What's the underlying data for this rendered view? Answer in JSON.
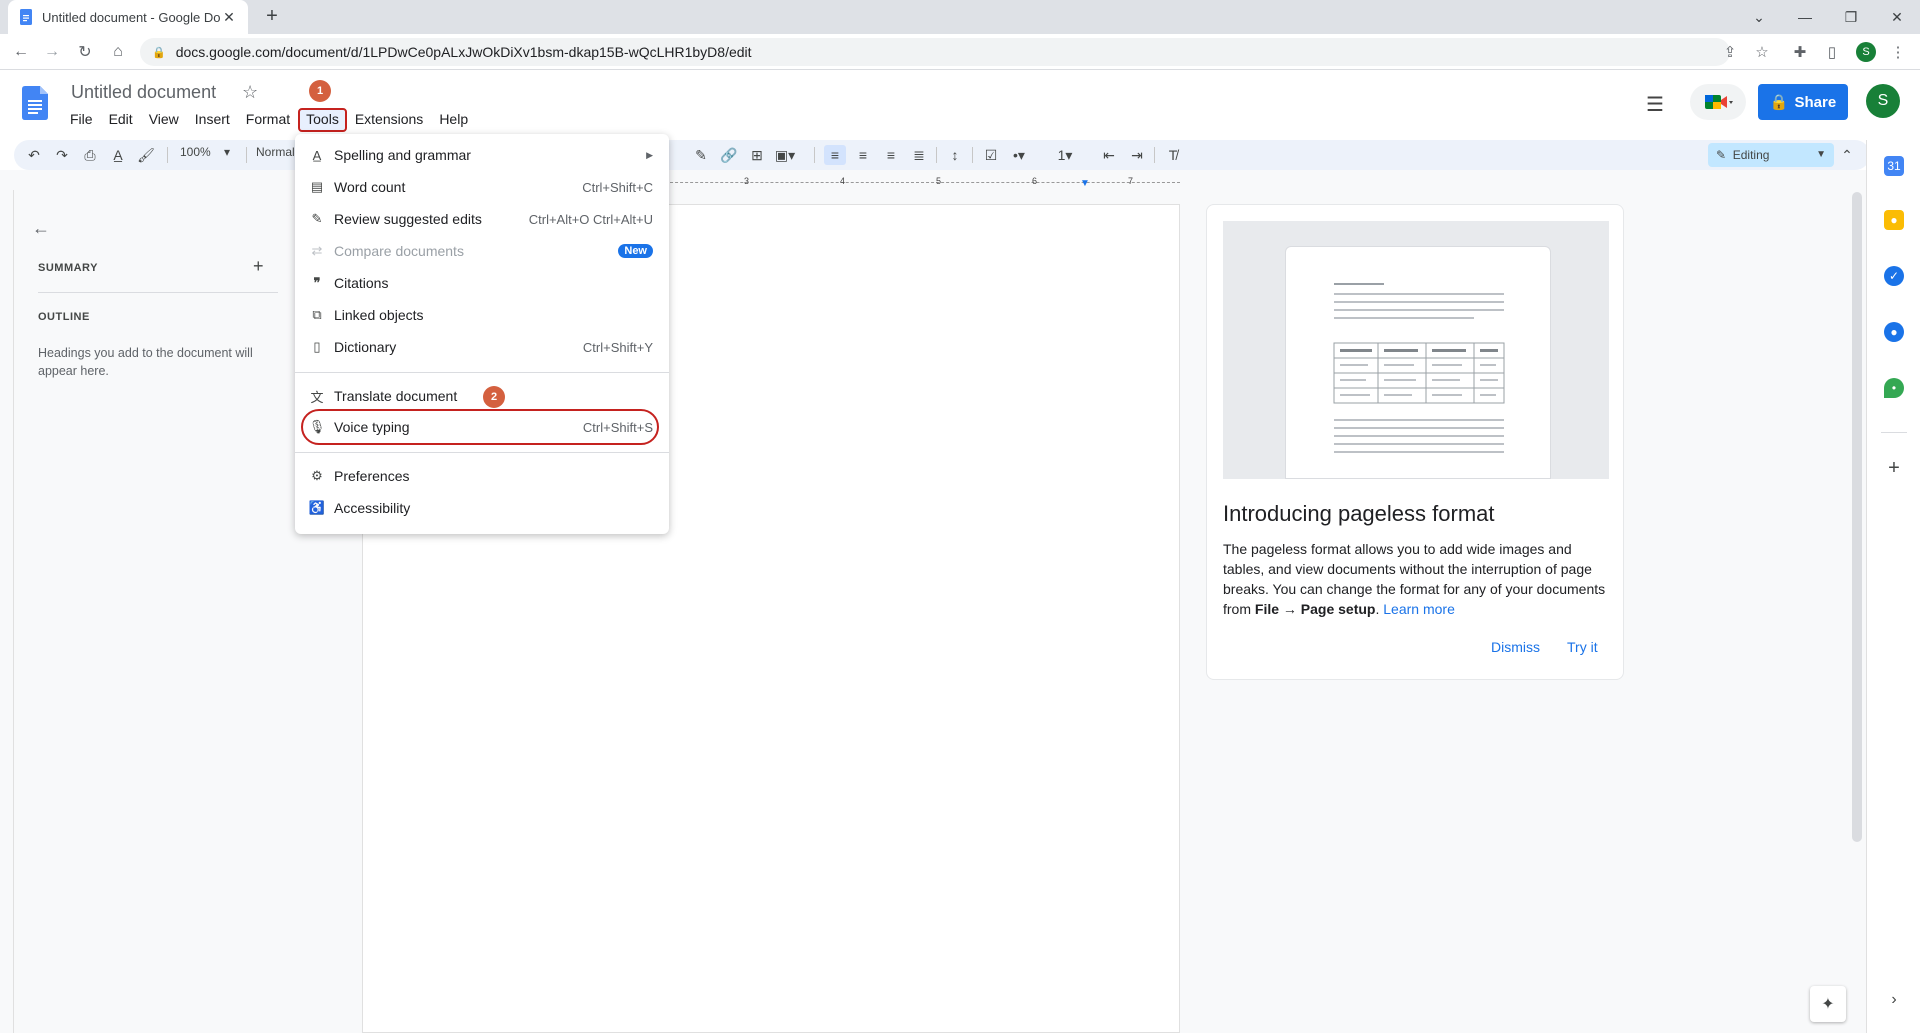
{
  "browser": {
    "tab_title": "Untitled document - Google Doc",
    "url": "docs.google.com/document/d/1LPDwCe0pALxJwOkDiXv1bsm-dkap15B-wQcLHR1byD8/edit",
    "profile_initial": "S"
  },
  "docs": {
    "title": "Untitled document",
    "menu": [
      "File",
      "Edit",
      "View",
      "Insert",
      "Format",
      "Tools",
      "Extensions",
      "Help"
    ],
    "share_label": "Share",
    "avatar_initial": "S",
    "zoom": "100%",
    "style": "Normal",
    "mode": "Editing"
  },
  "badges": {
    "step1": "1",
    "step2": "2"
  },
  "ruler": [
    "3",
    "4",
    "5",
    "6",
    "7"
  ],
  "outline": {
    "summary": "SUMMARY",
    "outline": "OUTLINE",
    "hint": "Headings you add to the document will appear here."
  },
  "tools_menu": {
    "items": [
      {
        "label": "Spelling and grammar",
        "shortcut": "",
        "icon": "spellcheck-icon"
      },
      {
        "label": "Word count",
        "shortcut": "Ctrl+Shift+C",
        "icon": "word-count-icon"
      },
      {
        "label": "Review suggested edits",
        "shortcut": "Ctrl+Alt+O Ctrl+Alt+U",
        "icon": "review-icon"
      },
      {
        "label": "Compare documents",
        "shortcut": "",
        "icon": "compare-icon",
        "badge": "New"
      },
      {
        "label": "Citations",
        "shortcut": "",
        "icon": "quote-icon"
      },
      {
        "label": "Linked objects",
        "shortcut": "",
        "icon": "link-objects-icon"
      },
      {
        "label": "Dictionary",
        "shortcut": "Ctrl+Shift+Y",
        "icon": "dictionary-icon"
      },
      {
        "label": "Translate document",
        "shortcut": "",
        "icon": "translate-icon"
      },
      {
        "label": "Voice typing",
        "shortcut": "Ctrl+Shift+S",
        "icon": "mic-icon"
      },
      {
        "label": "Preferences",
        "shortcut": "",
        "icon": "preferences-icon"
      },
      {
        "label": "Accessibility",
        "shortcut": "",
        "icon": "accessibility-icon"
      }
    ]
  },
  "card": {
    "title": "Introducing pageless format",
    "text_1": "The pageless format allows you to add wide images and tables, and view documents without the interruption of page breaks. You can change the format for any of your documents from ",
    "text_bold": "File → Page setup",
    "text_2": ". ",
    "link": "Learn more",
    "dismiss": "Dismiss",
    "try_it": "Try it"
  },
  "colors": {
    "accent": "#1a73e8",
    "highlight": "#c5221f",
    "badge": "#d4603f"
  }
}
★ ★ ★ ★ ★
- Required task
In your copy, leave out the pictures and reproduce the material above exactly.

- Output below
What's the underlying data for this rendered view? Answer in JSON.
{
  "browser": {
    "tab_title": "Untitled document - Google Doc",
    "url": "docs.google.com/document/d/1LPDwCe0pALxJwOkDiXv1bsm-dkap15B-wQcLHR1byD8/edit",
    "profile_initial": "S"
  },
  "docs": {
    "title": "Untitled document",
    "menu": [
      "File",
      "Edit",
      "View",
      "Insert",
      "Format",
      "Tools",
      "Extensions",
      "Help"
    ],
    "share_label": "Share",
    "avatar_initial": "S",
    "zoom": "100%",
    "style": "Normal",
    "mode": "Editing"
  },
  "badges": {
    "step1": "1",
    "step2": "2"
  },
  "ruler": [
    "3",
    "4",
    "5",
    "6",
    "7"
  ],
  "outline": {
    "summary": "SUMMARY",
    "outline": "OUTLINE",
    "hint": "Headings you add to the document will appear here."
  },
  "tools_menu": {
    "items": [
      {
        "label": "Spelling and grammar",
        "shortcut": "",
        "icon": "spellcheck-icon"
      },
      {
        "label": "Word count",
        "shortcut": "Ctrl+Shift+C",
        "icon": "word-count-icon"
      },
      {
        "label": "Review suggested edits",
        "shortcut": "Ctrl+Alt+O Ctrl+Alt+U",
        "icon": "review-icon"
      },
      {
        "label": "Compare documents",
        "shortcut": "",
        "icon": "compare-icon",
        "badge": "New"
      },
      {
        "label": "Citations",
        "shortcut": "",
        "icon": "quote-icon"
      },
      {
        "label": "Linked objects",
        "shortcut": "",
        "icon": "link-objects-icon"
      },
      {
        "label": "Dictionary",
        "shortcut": "Ctrl+Shift+Y",
        "icon": "dictionary-icon"
      },
      {
        "label": "Translate document",
        "shortcut": "",
        "icon": "translate-icon"
      },
      {
        "label": "Voice typing",
        "shortcut": "Ctrl+Shift+S",
        "icon": "mic-icon"
      },
      {
        "label": "Preferences",
        "shortcut": "",
        "icon": "preferences-icon"
      },
      {
        "label": "Accessibility",
        "shortcut": "",
        "icon": "accessibility-icon"
      }
    ]
  },
  "card": {
    "title": "Introducing pageless format",
    "text_1": "The pageless format allows you to add wide images and tables, and view documents without the interruption of page breaks. You can change the format for any of your documents from ",
    "text_bold": "File → Page setup",
    "text_2": ". ",
    "link": "Learn more",
    "dismiss": "Dismiss",
    "try_it": "Try it"
  },
  "colors": {
    "accent": "#1a73e8",
    "highlight": "#c5221f",
    "badge": "#d4603f"
  }
}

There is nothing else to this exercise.